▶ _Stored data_
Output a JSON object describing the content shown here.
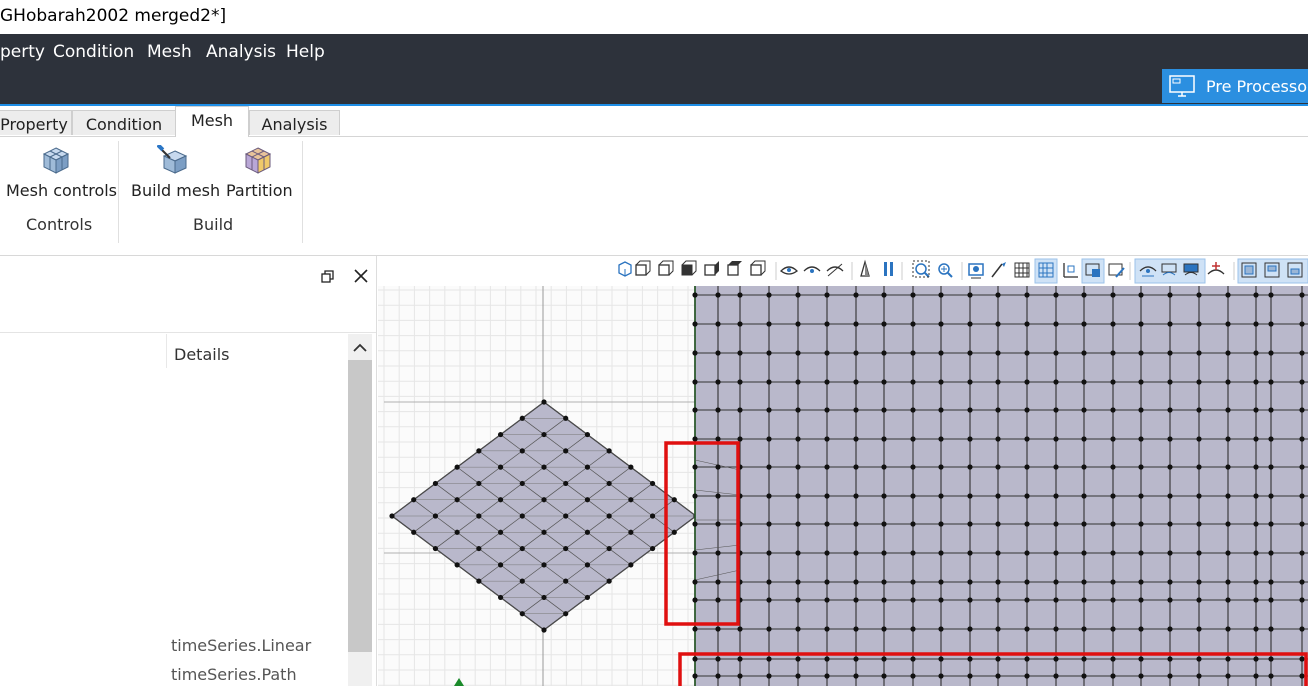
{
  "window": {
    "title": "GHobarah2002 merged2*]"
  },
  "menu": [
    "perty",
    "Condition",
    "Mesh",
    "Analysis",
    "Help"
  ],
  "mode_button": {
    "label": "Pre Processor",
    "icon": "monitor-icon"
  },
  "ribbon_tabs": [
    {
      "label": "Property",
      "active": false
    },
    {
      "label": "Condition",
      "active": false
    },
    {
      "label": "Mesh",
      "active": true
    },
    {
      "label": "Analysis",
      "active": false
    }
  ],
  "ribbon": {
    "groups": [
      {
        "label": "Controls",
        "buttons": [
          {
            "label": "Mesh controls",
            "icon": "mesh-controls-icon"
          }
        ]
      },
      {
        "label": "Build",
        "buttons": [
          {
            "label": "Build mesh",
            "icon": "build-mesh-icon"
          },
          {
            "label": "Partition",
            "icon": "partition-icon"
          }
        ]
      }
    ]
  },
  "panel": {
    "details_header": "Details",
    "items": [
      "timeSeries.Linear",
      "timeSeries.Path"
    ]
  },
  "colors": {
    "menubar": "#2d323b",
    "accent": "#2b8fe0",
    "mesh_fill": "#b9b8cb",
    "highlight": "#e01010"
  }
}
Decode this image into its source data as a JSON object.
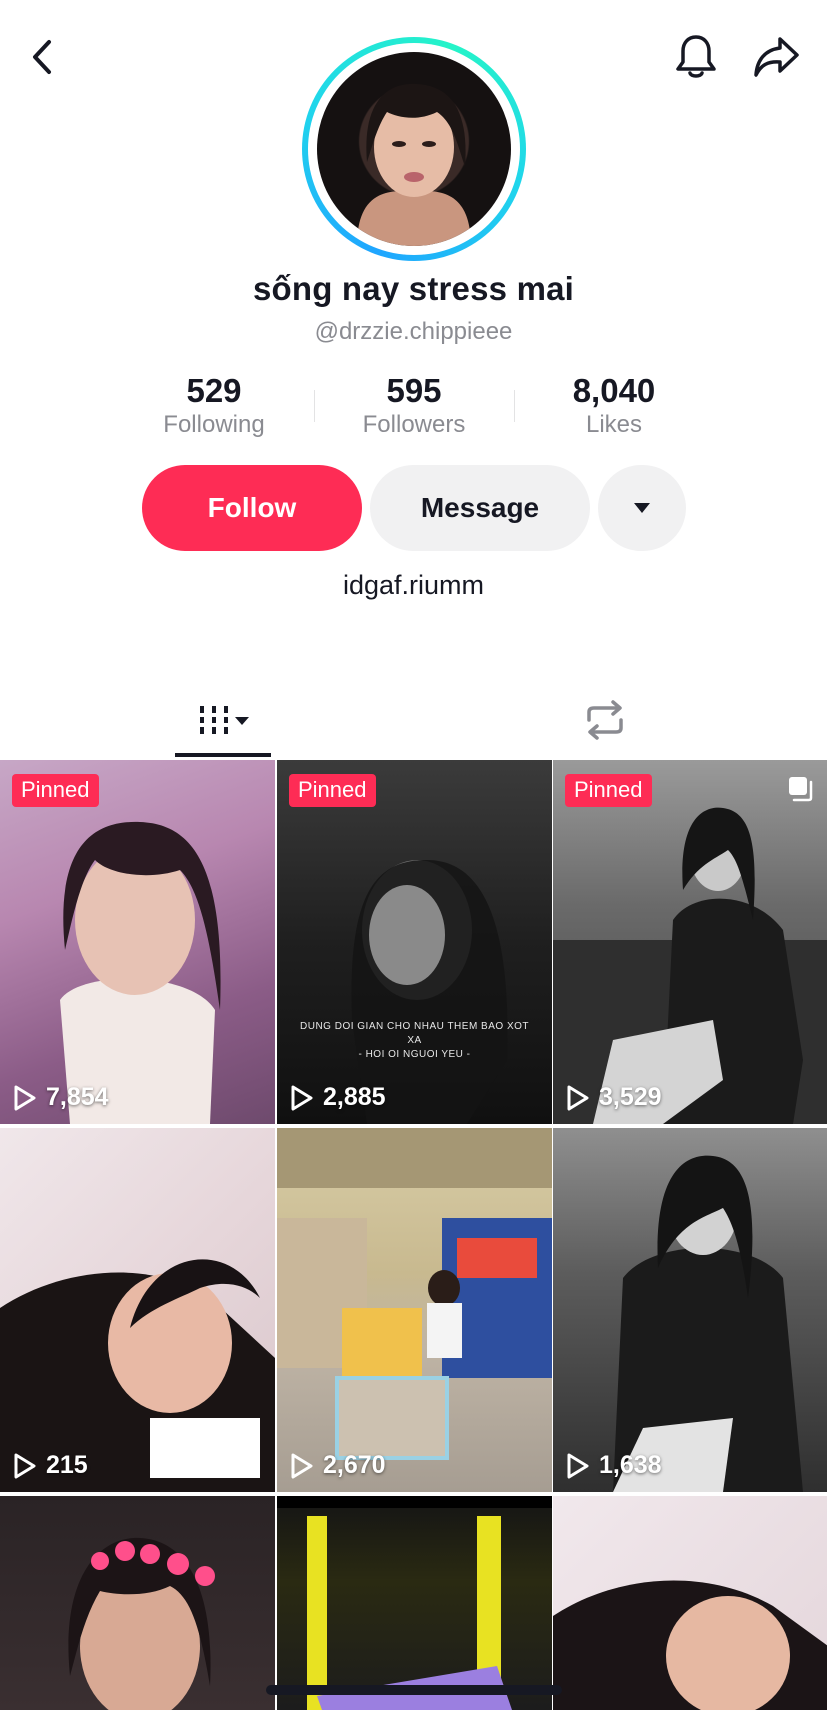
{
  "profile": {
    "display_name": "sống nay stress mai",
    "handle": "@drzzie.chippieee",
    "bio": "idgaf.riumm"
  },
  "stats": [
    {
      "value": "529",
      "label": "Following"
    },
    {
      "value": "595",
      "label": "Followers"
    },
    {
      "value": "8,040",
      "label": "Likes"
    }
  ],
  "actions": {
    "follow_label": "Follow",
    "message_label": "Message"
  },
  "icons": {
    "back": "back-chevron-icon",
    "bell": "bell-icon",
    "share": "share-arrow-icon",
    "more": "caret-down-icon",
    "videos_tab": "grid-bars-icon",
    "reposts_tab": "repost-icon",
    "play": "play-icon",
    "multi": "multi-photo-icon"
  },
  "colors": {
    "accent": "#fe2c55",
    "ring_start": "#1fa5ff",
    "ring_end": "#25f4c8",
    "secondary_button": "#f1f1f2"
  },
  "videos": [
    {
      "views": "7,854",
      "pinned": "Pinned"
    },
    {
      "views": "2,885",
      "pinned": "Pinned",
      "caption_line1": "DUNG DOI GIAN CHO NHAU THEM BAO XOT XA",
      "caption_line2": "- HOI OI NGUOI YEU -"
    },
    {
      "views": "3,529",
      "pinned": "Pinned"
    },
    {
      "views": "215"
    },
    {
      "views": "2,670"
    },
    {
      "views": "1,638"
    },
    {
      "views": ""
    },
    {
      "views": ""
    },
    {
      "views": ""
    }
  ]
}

▶ _Task_
Repeat the material above word for word and skip every image in it.

▶ _Complete response_
Output a JSON object describing the content shown here.
{
  "window": {
    "title": "GHobarah2002 merged2*]"
  },
  "menu": [
    "perty",
    "Condition",
    "Mesh",
    "Analysis",
    "Help"
  ],
  "mode_button": {
    "label": "Pre Processor",
    "icon": "monitor-icon"
  },
  "ribbon_tabs": [
    {
      "label": "Property",
      "active": false
    },
    {
      "label": "Condition",
      "active": false
    },
    {
      "label": "Mesh",
      "active": true
    },
    {
      "label": "Analysis",
      "active": false
    }
  ],
  "ribbon": {
    "groups": [
      {
        "label": "Controls",
        "buttons": [
          {
            "label": "Mesh controls",
            "icon": "mesh-controls-icon"
          }
        ]
      },
      {
        "label": "Build",
        "buttons": [
          {
            "label": "Build mesh",
            "icon": "build-mesh-icon"
          },
          {
            "label": "Partition",
            "icon": "partition-icon"
          }
        ]
      }
    ]
  },
  "panel": {
    "details_header": "Details",
    "items": [
      "timeSeries.Linear",
      "timeSeries.Path"
    ]
  },
  "colors": {
    "menubar": "#2d323b",
    "accent": "#2b8fe0",
    "mesh_fill": "#b9b8cb",
    "highlight": "#e01010"
  }
}
Decode this image into its source data as a JSON object.
{
  "profile": {
    "display_name": "sống nay stress mai",
    "handle": "@drzzie.chippieee",
    "bio": "idgaf.riumm"
  },
  "stats": [
    {
      "value": "529",
      "label": "Following"
    },
    {
      "value": "595",
      "label": "Followers"
    },
    {
      "value": "8,040",
      "label": "Likes"
    }
  ],
  "actions": {
    "follow_label": "Follow",
    "message_label": "Message"
  },
  "icons": {
    "back": "back-chevron-icon",
    "bell": "bell-icon",
    "share": "share-arrow-icon",
    "more": "caret-down-icon",
    "videos_tab": "grid-bars-icon",
    "reposts_tab": "repost-icon",
    "play": "play-icon",
    "multi": "multi-photo-icon"
  },
  "colors": {
    "accent": "#fe2c55",
    "ring_start": "#1fa5ff",
    "ring_end": "#25f4c8",
    "secondary_button": "#f1f1f2"
  },
  "videos": [
    {
      "views": "7,854",
      "pinned": "Pinned"
    },
    {
      "views": "2,885",
      "pinned": "Pinned",
      "caption_line1": "DUNG DOI GIAN CHO NHAU THEM BAO XOT XA",
      "caption_line2": "- HOI OI NGUOI YEU -"
    },
    {
      "views": "3,529",
      "pinned": "Pinned"
    },
    {
      "views": "215"
    },
    {
      "views": "2,670"
    },
    {
      "views": "1,638"
    },
    {
      "views": ""
    },
    {
      "views": ""
    },
    {
      "views": ""
    }
  ]
}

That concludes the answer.